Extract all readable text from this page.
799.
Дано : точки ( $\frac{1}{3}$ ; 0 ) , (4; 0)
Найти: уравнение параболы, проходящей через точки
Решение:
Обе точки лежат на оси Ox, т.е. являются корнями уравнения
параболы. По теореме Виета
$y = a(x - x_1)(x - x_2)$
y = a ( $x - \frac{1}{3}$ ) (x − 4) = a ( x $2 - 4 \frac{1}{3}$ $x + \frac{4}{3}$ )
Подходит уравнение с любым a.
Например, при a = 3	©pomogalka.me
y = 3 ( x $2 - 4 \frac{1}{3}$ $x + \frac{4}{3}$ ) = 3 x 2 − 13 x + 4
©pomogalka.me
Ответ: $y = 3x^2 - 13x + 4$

BRIEF:
State the count of lines that contain the string "frac". Nothing else is needed.

TASK RESPONSE:
3